__DATA RECORDS__:

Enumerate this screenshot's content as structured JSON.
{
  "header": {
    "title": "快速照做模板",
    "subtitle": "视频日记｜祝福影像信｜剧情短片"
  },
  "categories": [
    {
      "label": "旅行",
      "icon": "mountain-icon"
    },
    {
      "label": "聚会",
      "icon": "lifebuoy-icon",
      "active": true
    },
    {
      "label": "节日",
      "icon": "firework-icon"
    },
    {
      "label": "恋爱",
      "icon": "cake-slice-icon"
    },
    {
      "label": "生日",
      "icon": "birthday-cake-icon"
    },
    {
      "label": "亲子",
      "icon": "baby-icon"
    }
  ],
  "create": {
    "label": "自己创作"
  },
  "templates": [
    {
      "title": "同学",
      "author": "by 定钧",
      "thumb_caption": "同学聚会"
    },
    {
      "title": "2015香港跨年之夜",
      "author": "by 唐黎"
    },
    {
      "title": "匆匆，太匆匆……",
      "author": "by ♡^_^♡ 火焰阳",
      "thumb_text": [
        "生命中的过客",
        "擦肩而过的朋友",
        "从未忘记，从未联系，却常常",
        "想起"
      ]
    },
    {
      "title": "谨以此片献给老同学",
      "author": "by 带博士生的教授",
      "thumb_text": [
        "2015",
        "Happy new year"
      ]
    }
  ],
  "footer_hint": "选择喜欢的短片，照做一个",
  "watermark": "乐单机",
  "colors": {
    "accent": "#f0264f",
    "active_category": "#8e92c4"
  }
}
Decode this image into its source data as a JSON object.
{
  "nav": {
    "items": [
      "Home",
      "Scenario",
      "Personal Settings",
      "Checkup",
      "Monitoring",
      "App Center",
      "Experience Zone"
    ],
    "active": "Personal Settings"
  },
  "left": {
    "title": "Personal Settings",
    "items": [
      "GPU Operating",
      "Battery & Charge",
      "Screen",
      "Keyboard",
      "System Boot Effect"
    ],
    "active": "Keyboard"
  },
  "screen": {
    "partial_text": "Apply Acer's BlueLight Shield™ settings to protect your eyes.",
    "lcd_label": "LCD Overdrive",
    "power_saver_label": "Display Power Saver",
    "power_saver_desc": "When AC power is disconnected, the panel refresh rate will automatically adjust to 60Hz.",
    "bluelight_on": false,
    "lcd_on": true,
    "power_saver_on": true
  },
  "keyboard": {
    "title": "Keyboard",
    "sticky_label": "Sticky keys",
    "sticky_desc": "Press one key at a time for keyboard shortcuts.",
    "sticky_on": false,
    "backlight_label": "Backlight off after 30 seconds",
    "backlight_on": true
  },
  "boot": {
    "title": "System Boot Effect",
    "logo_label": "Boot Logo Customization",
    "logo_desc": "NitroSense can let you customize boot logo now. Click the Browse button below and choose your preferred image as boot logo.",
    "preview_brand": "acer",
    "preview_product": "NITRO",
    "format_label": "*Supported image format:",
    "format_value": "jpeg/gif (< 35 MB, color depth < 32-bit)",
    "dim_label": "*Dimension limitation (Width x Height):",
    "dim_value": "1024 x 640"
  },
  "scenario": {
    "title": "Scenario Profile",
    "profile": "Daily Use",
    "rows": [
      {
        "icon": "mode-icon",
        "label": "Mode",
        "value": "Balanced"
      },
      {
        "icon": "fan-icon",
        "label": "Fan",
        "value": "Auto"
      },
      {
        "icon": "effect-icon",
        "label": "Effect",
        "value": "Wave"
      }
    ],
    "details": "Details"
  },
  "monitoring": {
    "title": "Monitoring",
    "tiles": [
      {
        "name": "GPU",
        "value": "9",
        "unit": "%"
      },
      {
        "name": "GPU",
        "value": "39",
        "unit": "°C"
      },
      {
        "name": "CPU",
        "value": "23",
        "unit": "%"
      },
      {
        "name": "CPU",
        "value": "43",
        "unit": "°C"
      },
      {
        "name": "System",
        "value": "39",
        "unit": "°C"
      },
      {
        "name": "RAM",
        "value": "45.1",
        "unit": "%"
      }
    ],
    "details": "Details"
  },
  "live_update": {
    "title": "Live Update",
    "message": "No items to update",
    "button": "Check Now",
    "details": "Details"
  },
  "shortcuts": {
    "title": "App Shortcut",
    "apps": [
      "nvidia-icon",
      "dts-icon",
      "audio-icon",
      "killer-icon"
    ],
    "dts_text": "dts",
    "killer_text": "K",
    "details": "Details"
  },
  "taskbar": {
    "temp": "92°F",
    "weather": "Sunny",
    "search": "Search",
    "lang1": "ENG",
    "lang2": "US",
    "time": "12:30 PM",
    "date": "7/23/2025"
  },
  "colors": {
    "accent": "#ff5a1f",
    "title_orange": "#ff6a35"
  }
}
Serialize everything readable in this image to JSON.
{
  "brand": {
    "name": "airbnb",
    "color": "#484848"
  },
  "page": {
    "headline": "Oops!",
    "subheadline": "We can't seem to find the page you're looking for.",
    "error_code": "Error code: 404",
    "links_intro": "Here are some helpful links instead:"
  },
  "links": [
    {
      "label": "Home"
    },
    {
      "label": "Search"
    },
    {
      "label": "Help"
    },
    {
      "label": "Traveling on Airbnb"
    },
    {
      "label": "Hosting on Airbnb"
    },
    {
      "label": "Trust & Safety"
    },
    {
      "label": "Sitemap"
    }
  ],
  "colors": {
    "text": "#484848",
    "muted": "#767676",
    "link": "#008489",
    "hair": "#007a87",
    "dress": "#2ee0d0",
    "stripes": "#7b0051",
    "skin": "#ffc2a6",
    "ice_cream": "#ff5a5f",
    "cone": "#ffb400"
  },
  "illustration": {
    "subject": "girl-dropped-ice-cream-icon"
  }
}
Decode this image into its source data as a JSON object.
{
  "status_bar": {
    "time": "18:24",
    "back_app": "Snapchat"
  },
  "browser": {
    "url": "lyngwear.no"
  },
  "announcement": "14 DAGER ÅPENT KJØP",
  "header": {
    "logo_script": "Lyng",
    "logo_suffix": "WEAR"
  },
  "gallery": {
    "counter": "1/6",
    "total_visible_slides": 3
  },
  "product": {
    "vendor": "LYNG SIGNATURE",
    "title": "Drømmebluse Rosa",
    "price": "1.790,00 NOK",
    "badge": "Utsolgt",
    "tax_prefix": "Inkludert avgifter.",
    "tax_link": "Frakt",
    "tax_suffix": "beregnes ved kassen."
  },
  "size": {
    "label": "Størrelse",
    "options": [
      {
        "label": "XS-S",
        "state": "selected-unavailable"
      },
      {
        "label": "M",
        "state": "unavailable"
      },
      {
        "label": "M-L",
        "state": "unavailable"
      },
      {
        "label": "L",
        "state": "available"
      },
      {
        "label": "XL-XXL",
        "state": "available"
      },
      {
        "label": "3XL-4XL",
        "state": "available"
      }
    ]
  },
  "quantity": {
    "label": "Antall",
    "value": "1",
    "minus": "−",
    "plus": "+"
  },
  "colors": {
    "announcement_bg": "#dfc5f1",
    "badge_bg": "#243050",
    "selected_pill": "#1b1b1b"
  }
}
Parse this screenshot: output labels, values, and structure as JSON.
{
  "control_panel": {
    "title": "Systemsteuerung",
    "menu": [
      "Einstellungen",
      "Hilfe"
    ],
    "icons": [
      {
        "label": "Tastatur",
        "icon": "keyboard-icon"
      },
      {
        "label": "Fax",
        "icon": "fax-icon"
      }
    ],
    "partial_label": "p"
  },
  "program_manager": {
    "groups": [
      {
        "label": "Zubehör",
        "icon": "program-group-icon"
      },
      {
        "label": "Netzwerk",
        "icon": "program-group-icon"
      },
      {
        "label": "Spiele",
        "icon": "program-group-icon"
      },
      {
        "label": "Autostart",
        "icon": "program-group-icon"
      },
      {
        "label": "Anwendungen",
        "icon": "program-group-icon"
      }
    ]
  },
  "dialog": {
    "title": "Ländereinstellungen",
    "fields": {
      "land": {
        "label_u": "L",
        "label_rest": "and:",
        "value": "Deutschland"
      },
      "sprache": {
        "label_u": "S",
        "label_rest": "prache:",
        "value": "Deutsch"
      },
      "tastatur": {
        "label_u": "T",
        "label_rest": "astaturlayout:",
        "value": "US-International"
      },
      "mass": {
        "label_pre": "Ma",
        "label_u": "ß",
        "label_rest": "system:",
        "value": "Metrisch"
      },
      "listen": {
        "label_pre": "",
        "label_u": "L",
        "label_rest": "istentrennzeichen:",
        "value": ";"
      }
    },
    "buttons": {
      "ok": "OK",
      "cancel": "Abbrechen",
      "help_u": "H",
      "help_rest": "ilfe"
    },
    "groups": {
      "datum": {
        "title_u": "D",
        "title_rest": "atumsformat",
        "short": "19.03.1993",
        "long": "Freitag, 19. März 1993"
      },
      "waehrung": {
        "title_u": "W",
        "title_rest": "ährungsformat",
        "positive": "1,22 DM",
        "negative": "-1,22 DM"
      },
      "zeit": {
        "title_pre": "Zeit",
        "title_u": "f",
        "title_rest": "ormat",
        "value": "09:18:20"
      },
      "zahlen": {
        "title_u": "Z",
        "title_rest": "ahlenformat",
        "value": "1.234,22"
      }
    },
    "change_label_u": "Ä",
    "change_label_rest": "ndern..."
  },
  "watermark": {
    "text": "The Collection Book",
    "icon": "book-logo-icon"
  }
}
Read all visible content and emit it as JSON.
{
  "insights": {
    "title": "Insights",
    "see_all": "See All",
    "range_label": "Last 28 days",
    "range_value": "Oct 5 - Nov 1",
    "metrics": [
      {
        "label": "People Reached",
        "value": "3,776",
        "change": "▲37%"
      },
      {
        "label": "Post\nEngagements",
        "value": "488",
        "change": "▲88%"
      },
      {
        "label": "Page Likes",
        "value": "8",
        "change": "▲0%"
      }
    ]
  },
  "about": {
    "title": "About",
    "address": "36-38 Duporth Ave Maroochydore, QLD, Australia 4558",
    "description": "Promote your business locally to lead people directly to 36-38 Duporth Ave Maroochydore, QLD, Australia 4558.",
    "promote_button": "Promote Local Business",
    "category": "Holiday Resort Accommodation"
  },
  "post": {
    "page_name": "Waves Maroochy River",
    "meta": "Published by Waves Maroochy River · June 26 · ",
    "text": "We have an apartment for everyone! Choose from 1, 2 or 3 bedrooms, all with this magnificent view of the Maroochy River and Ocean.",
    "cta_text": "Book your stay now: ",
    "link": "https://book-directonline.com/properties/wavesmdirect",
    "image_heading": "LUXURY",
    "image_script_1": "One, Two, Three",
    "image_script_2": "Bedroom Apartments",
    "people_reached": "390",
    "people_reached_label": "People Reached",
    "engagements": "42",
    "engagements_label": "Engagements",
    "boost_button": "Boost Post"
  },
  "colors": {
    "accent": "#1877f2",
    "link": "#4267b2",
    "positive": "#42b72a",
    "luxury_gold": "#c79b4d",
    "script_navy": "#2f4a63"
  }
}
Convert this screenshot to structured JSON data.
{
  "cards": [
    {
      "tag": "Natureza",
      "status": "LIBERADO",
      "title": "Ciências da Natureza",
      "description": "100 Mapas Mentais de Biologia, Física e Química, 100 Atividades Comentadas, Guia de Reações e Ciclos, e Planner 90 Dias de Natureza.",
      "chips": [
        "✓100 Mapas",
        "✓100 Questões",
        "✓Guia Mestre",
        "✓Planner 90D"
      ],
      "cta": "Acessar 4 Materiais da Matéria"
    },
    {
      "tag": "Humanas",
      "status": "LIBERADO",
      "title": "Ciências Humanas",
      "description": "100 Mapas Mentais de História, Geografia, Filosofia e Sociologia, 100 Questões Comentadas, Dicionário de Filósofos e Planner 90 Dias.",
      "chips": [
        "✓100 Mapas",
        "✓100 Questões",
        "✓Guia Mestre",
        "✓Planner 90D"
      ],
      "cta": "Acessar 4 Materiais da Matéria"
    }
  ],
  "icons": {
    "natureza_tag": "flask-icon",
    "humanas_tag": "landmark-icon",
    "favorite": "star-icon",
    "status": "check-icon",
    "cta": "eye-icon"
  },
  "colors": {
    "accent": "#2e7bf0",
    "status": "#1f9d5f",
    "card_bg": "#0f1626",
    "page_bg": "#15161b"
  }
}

__EXERCISE REQUIREMENTS__: Repeat, with no changes, each line from the one with "Convert this screenshot" to the end of the listing, including both ends and nothing else.

__COMPLETED EXERCISE__:
Convert this screenshot to structured JSON data.
{
  "cards": [
    {
      "tag": "Natureza",
      "status": "LIBERADO",
      "title": "Ciências da Natureza",
      "description": "100 Mapas Mentais de Biologia, Física e Química, 100 Atividades Comentadas, Guia de Reações e Ciclos, e Planner 90 Dias de Natureza.",
      "chips": [
        "✓100 Mapas",
        "✓100 Questões",
        "✓Guia Mestre",
        "✓Planner 90D"
      ],
      "cta": "Acessar 4 Materiais da Matéria"
    },
    {
      "tag": "Humanas",
      "status": "LIBERADO",
      "title": "Ciências Humanas",
      "description": "100 Mapas Mentais de História, Geografia, Filosofia e Sociologia, 100 Questões Comentadas, Dicionário de Filósofos e Planner 90 Dias.",
      "chips": [
        "✓100 Mapas",
        "✓100 Questões",
        "✓Guia Mestre",
        "✓Planner 90D"
      ],
      "cta": "Acessar 4 Materiais da Matéria"
    }
  ],
  "icons": {
    "natureza_tag": "flask-icon",
    "humanas_tag": "landmark-icon",
    "favorite": "star-icon",
    "status": "check-icon",
    "cta": "eye-icon"
  },
  "colors": {
    "accent": "#2e7bf0",
    "status": "#1f9d5f",
    "card_bg": "#0f1626",
    "page_bg": "#15161b"
  }
}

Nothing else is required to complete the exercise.